DATA RECORDS –
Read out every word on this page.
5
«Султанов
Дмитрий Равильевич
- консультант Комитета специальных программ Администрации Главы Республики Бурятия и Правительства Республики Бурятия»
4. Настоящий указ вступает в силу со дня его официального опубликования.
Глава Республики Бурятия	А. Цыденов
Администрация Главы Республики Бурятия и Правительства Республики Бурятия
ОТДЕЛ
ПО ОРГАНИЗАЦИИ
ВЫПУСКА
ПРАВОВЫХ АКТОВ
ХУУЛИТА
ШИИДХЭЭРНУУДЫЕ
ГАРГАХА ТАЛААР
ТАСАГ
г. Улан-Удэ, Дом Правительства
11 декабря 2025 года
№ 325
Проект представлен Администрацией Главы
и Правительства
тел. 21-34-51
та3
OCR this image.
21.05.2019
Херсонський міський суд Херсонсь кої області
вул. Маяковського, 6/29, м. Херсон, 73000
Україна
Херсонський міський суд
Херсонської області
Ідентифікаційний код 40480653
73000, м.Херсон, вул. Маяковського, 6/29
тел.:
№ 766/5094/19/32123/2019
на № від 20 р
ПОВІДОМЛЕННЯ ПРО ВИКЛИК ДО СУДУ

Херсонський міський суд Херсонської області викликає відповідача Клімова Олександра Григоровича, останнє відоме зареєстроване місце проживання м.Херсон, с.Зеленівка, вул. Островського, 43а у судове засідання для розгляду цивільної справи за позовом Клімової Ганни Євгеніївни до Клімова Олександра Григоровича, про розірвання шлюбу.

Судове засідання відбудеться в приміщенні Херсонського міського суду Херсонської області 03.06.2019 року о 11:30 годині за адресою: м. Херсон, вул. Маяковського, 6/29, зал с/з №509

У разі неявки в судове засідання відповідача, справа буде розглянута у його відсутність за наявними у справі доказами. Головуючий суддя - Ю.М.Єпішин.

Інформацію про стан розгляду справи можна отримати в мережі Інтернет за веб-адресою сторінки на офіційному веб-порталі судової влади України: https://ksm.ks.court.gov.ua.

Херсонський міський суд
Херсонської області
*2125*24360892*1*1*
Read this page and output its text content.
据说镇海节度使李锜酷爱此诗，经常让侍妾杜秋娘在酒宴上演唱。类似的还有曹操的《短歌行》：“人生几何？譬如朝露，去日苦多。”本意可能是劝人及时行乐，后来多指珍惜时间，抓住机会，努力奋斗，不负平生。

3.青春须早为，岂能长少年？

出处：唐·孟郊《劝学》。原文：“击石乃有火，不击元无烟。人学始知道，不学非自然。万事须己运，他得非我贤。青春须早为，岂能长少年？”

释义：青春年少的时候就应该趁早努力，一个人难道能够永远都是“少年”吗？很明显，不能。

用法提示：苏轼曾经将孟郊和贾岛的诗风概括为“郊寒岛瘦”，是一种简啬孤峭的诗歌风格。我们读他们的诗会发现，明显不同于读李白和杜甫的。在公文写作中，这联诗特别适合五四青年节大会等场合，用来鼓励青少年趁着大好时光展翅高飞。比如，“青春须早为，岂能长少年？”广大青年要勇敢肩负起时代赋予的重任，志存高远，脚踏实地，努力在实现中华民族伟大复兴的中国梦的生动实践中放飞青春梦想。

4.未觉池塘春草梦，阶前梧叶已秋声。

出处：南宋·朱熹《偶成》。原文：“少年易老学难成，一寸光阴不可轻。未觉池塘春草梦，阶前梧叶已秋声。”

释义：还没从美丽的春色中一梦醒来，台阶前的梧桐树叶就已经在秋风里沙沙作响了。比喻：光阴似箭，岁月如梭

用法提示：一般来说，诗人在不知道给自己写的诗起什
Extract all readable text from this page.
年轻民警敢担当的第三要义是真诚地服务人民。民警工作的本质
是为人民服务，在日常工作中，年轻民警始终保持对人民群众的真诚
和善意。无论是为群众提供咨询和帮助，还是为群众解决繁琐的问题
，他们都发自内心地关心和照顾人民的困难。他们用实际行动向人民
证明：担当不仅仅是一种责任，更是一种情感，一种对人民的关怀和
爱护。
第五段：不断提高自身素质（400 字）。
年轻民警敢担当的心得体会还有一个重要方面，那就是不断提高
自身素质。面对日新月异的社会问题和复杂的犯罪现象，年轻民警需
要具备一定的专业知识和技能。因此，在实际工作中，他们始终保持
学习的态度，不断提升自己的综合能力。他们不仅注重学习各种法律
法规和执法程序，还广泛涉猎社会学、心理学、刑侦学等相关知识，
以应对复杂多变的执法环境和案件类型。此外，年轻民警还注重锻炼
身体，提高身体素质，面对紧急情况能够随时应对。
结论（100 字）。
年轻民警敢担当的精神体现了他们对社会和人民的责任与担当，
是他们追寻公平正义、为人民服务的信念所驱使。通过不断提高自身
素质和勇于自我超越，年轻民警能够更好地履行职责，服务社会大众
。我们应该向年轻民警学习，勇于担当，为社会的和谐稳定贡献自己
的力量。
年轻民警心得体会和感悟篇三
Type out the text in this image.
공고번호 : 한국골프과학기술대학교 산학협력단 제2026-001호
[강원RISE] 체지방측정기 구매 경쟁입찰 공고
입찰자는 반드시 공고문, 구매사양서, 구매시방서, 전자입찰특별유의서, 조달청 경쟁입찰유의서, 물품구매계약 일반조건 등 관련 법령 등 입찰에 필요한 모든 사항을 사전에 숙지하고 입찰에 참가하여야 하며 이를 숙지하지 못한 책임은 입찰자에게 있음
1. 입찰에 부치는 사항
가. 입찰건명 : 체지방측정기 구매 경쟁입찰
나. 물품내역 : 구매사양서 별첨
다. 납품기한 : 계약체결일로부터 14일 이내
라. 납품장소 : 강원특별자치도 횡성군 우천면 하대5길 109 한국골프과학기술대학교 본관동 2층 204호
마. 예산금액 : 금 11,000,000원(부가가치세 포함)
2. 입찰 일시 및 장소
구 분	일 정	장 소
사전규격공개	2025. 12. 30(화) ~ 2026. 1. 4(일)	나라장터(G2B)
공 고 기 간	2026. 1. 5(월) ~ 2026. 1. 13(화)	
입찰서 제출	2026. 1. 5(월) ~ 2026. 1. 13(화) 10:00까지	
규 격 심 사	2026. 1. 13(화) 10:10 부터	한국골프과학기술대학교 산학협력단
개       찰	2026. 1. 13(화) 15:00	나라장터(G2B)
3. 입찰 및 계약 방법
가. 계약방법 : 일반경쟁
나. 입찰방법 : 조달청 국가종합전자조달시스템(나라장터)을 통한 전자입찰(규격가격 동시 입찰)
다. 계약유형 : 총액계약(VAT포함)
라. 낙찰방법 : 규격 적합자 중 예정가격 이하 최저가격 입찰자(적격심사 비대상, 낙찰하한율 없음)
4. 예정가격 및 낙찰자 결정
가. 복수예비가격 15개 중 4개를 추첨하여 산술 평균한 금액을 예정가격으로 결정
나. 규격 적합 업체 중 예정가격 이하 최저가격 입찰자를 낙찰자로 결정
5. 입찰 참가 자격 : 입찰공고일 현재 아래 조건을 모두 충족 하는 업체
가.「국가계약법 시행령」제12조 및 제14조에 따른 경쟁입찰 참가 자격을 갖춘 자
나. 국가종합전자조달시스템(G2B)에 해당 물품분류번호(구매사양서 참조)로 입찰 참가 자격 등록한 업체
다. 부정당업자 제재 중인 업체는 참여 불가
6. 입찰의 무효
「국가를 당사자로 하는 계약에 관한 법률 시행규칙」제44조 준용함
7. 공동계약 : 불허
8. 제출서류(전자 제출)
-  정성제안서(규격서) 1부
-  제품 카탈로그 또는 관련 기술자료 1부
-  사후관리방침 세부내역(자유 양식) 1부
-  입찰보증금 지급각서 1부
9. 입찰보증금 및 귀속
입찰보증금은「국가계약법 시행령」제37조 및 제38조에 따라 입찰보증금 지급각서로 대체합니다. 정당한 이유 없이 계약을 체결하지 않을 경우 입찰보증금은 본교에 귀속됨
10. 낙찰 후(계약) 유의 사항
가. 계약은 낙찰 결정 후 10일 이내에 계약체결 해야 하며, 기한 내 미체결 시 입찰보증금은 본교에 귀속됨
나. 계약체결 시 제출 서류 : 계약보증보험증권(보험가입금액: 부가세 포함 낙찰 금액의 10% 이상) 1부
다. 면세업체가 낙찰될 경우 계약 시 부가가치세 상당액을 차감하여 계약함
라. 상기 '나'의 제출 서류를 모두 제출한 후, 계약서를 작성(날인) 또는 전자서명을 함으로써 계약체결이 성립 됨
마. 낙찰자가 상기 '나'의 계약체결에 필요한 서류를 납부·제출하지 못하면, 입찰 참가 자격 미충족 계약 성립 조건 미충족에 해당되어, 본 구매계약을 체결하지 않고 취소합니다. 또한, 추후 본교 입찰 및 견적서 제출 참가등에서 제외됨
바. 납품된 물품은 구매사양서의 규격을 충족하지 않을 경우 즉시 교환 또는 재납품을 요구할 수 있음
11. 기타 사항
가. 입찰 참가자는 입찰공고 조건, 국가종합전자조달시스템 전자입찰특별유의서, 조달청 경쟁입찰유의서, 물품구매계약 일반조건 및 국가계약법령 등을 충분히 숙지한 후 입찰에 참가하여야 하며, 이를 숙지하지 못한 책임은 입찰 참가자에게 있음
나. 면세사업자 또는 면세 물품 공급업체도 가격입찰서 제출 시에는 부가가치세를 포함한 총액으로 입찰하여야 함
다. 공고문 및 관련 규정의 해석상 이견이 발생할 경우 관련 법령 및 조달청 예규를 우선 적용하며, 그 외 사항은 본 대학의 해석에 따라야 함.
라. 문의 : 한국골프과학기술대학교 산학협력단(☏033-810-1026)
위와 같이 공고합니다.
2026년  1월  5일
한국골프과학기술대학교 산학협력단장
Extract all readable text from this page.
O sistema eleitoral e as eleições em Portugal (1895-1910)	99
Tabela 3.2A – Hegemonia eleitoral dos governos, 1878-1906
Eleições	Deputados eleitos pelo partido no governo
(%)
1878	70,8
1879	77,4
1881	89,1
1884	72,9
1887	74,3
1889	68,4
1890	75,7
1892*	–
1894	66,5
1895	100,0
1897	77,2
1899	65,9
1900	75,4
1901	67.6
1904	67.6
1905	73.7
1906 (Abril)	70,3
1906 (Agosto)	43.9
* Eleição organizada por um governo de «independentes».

WORK INSTRUCTIONS – What is the number of lines in the data that hold the word "未觉池塘春草梦"? Reply with that number and nothing else.

COMPLETED EXERCISE – 2